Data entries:
* * * *
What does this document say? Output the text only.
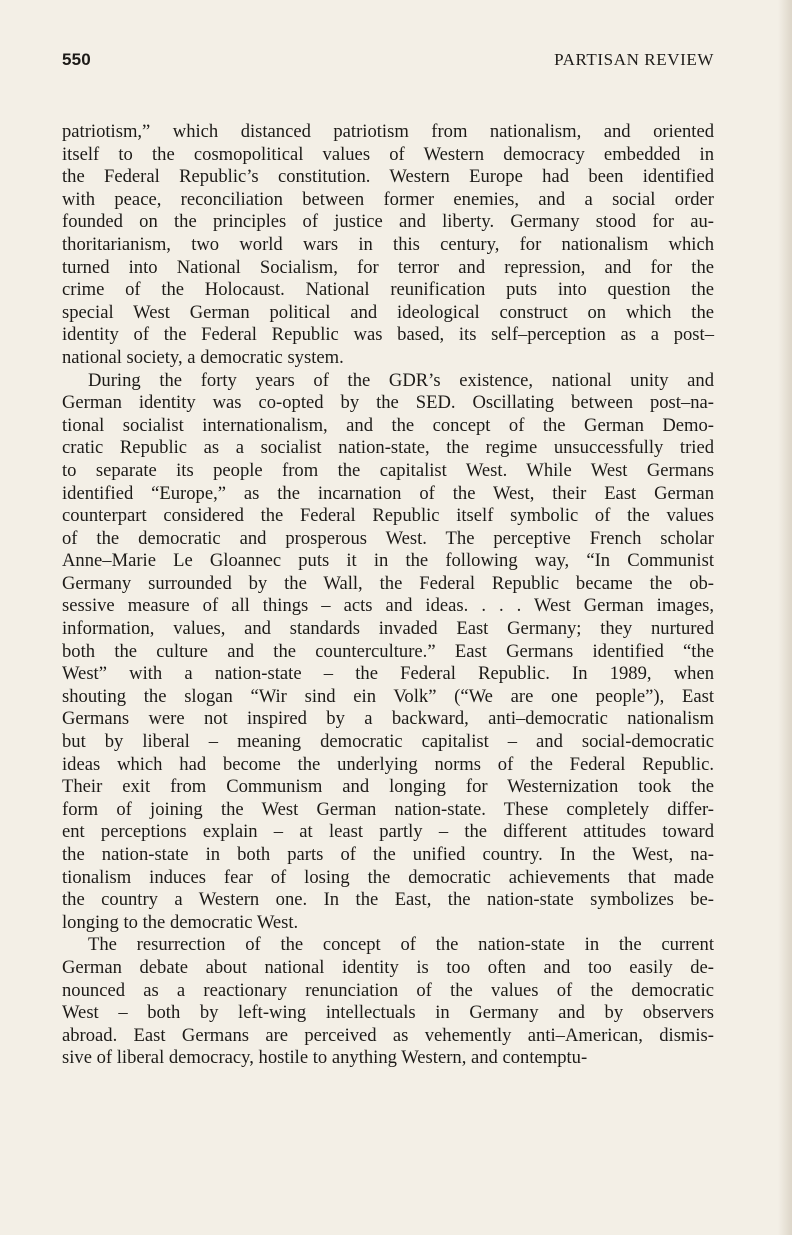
550	PARTISAN REVIEW
patriotism,” which distanced patriotism from nationalism, and oriented
itself to the cosmopolitical values of Western democracy embedded in
the Federal Republic’s constitution. Western Europe had been identified
with peace, reconciliation between former enemies, and a social order
founded on the principles of justice and liberty. Germany stood for au-
thoritarianism, two world wars in this century, for nationalism which
turned into National Socialism, for terror and repression, and for the
crime of the Holocaust. National reunification puts into question the
special West German political and ideological construct on which the
identity of the Federal Republic was based, its self–perception as a post–
national society, a democratic system.
During the forty years of the GDR’s existence, national unity and
German identity was co-opted by the SED. Oscillating between post–na-
tional socialist internationalism, and the concept of the German Demo-
cratic Republic as a socialist nation-state, the regime unsuccessfully tried
to separate its people from the capitalist West. While West Germans
identified “Europe,” as the incarnation of the West, their East German
counterpart considered the Federal Republic itself symbolic of the values
of the democratic and prosperous West. The perceptive French scholar
Anne–Marie Le Gloannec puts it in the following way, “In Communist
Germany surrounded by the Wall, the Federal Republic became the ob-
sessive measure of all things – acts and ideas. . . . West German images,
information, values, and standards invaded East Germany; they nurtured
both the culture and the counterculture.” East Germans identified “the
West” with a nation-state – the Federal Republic. In 1989, when
shouting the slogan “Wir sind ein Volk” (“We are one people”), East
Germans were not inspired by a backward, anti–democratic nationalism
but by liberal – meaning democratic capitalist – and social-democratic
ideas which had become the underlying norms of the Federal Republic.
Their exit from Communism and longing for Westernization took the
form of joining the West German nation-state. These completely differ-
ent perceptions explain – at least partly – the different attitudes toward
the nation-state in both parts of the unified country. In the West, na-
tionalism induces fear of losing the democratic achievements that made
the country a Western one. In the East, the nation-state symbolizes be-
longing to the democratic West.
The resurrection of the concept of the nation-state in the current
German debate about national identity is too often and too easily de-
nounced as a reactionary renunciation of the values of the democratic
West – both by left-wing intellectuals in Germany and by observers
abroad. East Germans are perceived as vehemently anti–American, dismis-
sive of liberal democracy, hostile to anything Western, and contemptu-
* * * *
→ Given task:
Strip out the images, then output the records above word for word.

→ Exercise response:
What does this document say? Output the text only.
550	PARTISAN REVIEW
patriotism,” which distanced patriotism from nationalism, and oriented
itself to the cosmopolitical values of Western democracy embedded in
the Federal Republic’s constitution. Western Europe had been identified
with peace, reconciliation between former enemies, and a social order
founded on the principles of justice and liberty. Germany stood for au-
thoritarianism, two world wars in this century, for nationalism which
turned into National Socialism, for terror and repression, and for the
crime of the Holocaust. National reunification puts into question the
special West German political and ideological construct on which the
identity of the Federal Republic was based, its self–perception as a post–
national society, a democratic system.
During the forty years of the GDR’s existence, national unity and
German identity was co-opted by the SED. Oscillating between post–na-
tional socialist internationalism, and the concept of the German Demo-
cratic Republic as a socialist nation-state, the regime unsuccessfully tried
to separate its people from the capitalist West. While West Germans
identified “Europe,” as the incarnation of the West, their East German
counterpart considered the Federal Republic itself symbolic of the values
of the democratic and prosperous West. The perceptive French scholar
Anne–Marie Le Gloannec puts it in the following way, “In Communist
Germany surrounded by the Wall, the Federal Republic became the ob-
sessive measure of all things – acts and ideas. . . . West German images,
information, values, and standards invaded East Germany; they nurtured
both the culture and the counterculture.” East Germans identified “the
West” with a nation-state – the Federal Republic. In 1989, when
shouting the slogan “Wir sind ein Volk” (“We are one people”), East
Germans were not inspired by a backward, anti–democratic nationalism
but by liberal – meaning democratic capitalist – and social-democratic
ideas which had become the underlying norms of the Federal Republic.
Their exit from Communism and longing for Westernization took the
form of joining the West German nation-state. These completely differ-
ent perceptions explain – at least partly – the different attitudes toward
the nation-state in both parts of the unified country. In the West, na-
tionalism induces fear of losing the democratic achievements that made
the country a Western one. In the East, the nation-state symbolizes be-
longing to the democratic West.
The resurrection of the concept of the nation-state in the current
German debate about national identity is too often and too easily de-
nounced as a reactionary renunciation of the values of the democratic
West – both by left-wing intellectuals in Germany and by observers
abroad. East Germans are perceived as vehemently anti–American, dismis-
sive of liberal democracy, hostile to anything Western, and contemptu-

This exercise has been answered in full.